DIRECTIONS → Exact repetition is required: output every record in full.
## begin DATASET CONTENT
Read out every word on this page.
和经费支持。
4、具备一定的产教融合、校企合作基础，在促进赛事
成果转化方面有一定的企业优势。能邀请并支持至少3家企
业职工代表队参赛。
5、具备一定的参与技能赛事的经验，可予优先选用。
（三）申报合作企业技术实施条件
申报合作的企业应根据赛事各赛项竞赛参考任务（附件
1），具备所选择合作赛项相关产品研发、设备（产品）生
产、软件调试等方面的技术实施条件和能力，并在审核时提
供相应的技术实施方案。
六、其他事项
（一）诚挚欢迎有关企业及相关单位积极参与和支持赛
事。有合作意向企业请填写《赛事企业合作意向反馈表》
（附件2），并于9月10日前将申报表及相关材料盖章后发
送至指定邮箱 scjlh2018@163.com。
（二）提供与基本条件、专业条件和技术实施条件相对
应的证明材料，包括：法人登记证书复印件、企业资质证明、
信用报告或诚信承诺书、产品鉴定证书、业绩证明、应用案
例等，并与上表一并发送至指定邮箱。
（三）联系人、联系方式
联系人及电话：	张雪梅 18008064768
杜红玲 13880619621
## end DATASET CONTENT
RESULT FOR THIS EXERCISE →
Read out every word on this page.
和经费支持。
4、具备一定的产教融合、校企合作基础，在促进赛事
成果转化方面有一定的企业优势。能邀请并支持至少3家企
业职工代表队参赛。
5、具备一定的参与技能赛事的经验，可予优先选用。
（三）申报合作企业技术实施条件
申报合作的企业应根据赛事各赛项竞赛参考任务（附件
1），具备所选择合作赛项相关产品研发、设备（产品）生
产、软件调试等方面的技术实施条件和能力，并在审核时提
供相应的技术实施方案。
六、其他事项
（一）诚挚欢迎有关企业及相关单位积极参与和支持赛
事。有合作意向企业请填写《赛事企业合作意向反馈表》
（附件2），并于9月10日前将申报表及相关材料盖章后发
送至指定邮箱 scjlh2018@163.com。
（二）提供与基本条件、专业条件和技术实施条件相对
应的证明材料，包括：法人登记证书复印件、企业资质证明、
信用报告或诚信承诺书、产品鉴定证书、业绩证明、应用案
例等，并与上表一并发送至指定邮箱。
（三）联系人、联系方式
联系人及电话：	张雪梅 18008064768
杜红玲 13880619621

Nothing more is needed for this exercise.